Do this:
Rewrite every line of the material below, replacing "price-tick-label" with "y-axis-tick" wherever it occurs and leaving everything else untouched.

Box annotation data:
-- Start --
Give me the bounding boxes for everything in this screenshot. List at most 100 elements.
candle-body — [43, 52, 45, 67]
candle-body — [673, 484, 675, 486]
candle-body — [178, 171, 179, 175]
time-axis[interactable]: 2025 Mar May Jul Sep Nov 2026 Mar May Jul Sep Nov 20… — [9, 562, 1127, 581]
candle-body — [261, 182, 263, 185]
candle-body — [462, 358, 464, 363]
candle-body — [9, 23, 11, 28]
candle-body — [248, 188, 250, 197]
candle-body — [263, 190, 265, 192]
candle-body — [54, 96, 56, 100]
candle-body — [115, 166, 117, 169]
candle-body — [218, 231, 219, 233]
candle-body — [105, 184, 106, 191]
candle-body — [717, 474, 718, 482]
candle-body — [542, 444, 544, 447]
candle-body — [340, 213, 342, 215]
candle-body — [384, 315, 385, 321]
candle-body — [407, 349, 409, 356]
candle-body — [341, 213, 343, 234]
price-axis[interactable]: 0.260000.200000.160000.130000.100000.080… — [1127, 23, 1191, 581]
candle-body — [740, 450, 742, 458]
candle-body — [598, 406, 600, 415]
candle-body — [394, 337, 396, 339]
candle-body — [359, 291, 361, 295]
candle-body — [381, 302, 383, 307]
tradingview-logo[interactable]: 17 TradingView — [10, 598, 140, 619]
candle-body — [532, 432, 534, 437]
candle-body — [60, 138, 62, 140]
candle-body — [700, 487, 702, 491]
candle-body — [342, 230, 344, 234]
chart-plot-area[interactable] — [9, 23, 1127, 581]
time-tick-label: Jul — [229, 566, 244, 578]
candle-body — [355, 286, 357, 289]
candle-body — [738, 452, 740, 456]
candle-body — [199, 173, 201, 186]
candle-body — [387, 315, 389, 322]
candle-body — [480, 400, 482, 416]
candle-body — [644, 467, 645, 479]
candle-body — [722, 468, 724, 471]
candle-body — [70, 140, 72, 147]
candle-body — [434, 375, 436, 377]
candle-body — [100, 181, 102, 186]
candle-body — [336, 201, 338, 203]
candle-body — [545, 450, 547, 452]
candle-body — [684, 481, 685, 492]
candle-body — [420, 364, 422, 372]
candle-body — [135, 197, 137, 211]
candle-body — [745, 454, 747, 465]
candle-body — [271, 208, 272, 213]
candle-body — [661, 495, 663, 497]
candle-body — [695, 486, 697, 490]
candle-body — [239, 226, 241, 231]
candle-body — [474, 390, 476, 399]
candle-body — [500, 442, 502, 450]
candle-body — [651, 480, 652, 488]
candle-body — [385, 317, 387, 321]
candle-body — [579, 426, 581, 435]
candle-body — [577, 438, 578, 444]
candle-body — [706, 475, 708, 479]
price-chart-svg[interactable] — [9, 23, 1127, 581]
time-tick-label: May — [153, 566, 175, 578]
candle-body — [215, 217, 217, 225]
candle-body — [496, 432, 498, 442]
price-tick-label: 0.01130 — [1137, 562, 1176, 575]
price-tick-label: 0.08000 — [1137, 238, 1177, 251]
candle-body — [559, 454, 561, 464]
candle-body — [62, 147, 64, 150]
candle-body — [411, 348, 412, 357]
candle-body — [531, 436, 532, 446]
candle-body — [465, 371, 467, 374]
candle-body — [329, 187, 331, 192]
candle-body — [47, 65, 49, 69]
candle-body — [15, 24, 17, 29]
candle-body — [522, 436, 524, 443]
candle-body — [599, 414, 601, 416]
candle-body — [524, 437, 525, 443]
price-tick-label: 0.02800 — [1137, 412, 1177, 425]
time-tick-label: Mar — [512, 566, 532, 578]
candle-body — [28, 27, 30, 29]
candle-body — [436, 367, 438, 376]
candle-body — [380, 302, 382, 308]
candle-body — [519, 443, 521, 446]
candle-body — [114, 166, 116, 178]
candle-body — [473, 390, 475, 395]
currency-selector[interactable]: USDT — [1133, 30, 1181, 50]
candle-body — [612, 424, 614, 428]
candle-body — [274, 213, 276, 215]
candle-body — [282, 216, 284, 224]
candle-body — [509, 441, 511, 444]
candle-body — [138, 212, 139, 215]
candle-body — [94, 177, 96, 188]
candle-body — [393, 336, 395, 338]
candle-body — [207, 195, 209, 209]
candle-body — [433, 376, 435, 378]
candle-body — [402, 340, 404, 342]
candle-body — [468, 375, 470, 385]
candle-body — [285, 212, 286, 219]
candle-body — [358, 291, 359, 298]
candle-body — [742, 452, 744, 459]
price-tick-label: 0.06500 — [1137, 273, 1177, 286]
-- End --
Response to the task:
Give me the bounding boxes for everything in this screenshot. List at most 100 elements.
candle-body — [43, 52, 45, 67]
candle-body — [673, 484, 675, 486]
candle-body — [178, 171, 179, 175]
time-axis[interactable]: 2025 Mar May Jul Sep Nov 2026 Mar May Jul Sep Nov 20… — [9, 562, 1127, 581]
candle-body — [261, 182, 263, 185]
candle-body — [462, 358, 464, 363]
candle-body — [9, 23, 11, 28]
candle-body — [248, 188, 250, 197]
candle-body — [263, 190, 265, 192]
candle-body — [54, 96, 56, 100]
candle-body — [115, 166, 117, 169]
candle-body — [218, 231, 219, 233]
candle-body — [105, 184, 106, 191]
candle-body — [717, 474, 718, 482]
candle-body — [542, 444, 544, 447]
candle-body — [340, 213, 342, 215]
candle-body — [384, 315, 385, 321]
candle-body — [407, 349, 409, 356]
candle-body — [341, 213, 343, 234]
price-axis[interactable]: 0.260000.200000.160000.130000.100000.080… — [1127, 23, 1191, 581]
candle-body — [740, 450, 742, 458]
candle-body — [598, 406, 600, 415]
candle-body — [394, 337, 396, 339]
candle-body — [359, 291, 361, 295]
candle-body — [381, 302, 383, 307]
tradingview-logo[interactable]: 17 TradingView — [10, 598, 140, 619]
candle-body — [532, 432, 534, 437]
candle-body — [60, 138, 62, 140]
candle-body — [700, 487, 702, 491]
candle-body — [342, 230, 344, 234]
chart-plot-area[interactable] — [9, 23, 1127, 581]
time-tick-label: Jul — [229, 566, 244, 578]
candle-body — [355, 286, 357, 289]
candle-body — [738, 452, 740, 456]
candle-body — [199, 173, 201, 186]
candle-body — [387, 315, 389, 322]
candle-body — [480, 400, 482, 416]
candle-body — [644, 467, 645, 479]
candle-body — [722, 468, 724, 471]
candle-body — [70, 140, 72, 147]
candle-body — [434, 375, 436, 377]
candle-body — [100, 181, 102, 186]
candle-body — [336, 201, 338, 203]
candle-body — [545, 450, 547, 452]
candle-body — [684, 481, 685, 492]
candle-body — [420, 364, 422, 372]
candle-body — [135, 197, 137, 211]
candle-body — [745, 454, 747, 465]
candle-body — [271, 208, 272, 213]
candle-body — [661, 495, 663, 497]
candle-body — [695, 486, 697, 490]
candle-body — [239, 226, 241, 231]
candle-body — [474, 390, 476, 399]
candle-body — [500, 442, 502, 450]
candle-body — [651, 480, 652, 488]
candle-body — [385, 317, 387, 321]
candle-body — [579, 426, 581, 435]
candle-body — [577, 438, 578, 444]
candle-body — [706, 475, 708, 479]
price-chart-svg[interactable] — [9, 23, 1127, 581]
time-tick-label: May — [153, 566, 175, 578]
candle-body — [215, 217, 217, 225]
candle-body — [496, 432, 498, 442]
y-axis-tick: 0.01130 — [1137, 562, 1176, 575]
y-axis-tick: 0.08000 — [1137, 238, 1177, 251]
candle-body — [559, 454, 561, 464]
candle-body — [62, 147, 64, 150]
candle-body — [411, 348, 412, 357]
candle-body — [531, 436, 532, 446]
candle-body — [465, 371, 467, 374]
candle-body — [329, 187, 331, 192]
candle-body — [47, 65, 49, 69]
candle-body — [15, 24, 17, 29]
candle-body — [522, 436, 524, 443]
candle-body — [599, 414, 601, 416]
candle-body — [524, 437, 525, 443]
y-axis-tick: 0.02800 — [1137, 412, 1177, 425]
time-tick-label: Mar — [512, 566, 532, 578]
candle-body — [28, 27, 30, 29]
candle-body — [436, 367, 438, 376]
candle-body — [380, 302, 382, 308]
candle-body — [519, 443, 521, 446]
candle-body — [114, 166, 116, 178]
candle-body — [473, 390, 475, 395]
currency-selector[interactable]: USDT — [1133, 30, 1181, 50]
candle-body — [612, 424, 614, 428]
candle-body — [274, 213, 276, 215]
candle-body — [282, 216, 284, 224]
candle-body — [509, 441, 511, 444]
candle-body — [138, 212, 139, 215]
candle-body — [94, 177, 96, 188]
candle-body — [393, 336, 395, 338]
candle-body — [207, 195, 209, 209]
candle-body — [433, 376, 435, 378]
candle-body — [402, 340, 404, 342]
candle-body — [468, 375, 470, 385]
candle-body — [285, 212, 286, 219]
candle-body — [358, 291, 359, 298]
candle-body — [742, 452, 744, 459]
y-axis-tick: 0.06500 — [1137, 273, 1177, 286]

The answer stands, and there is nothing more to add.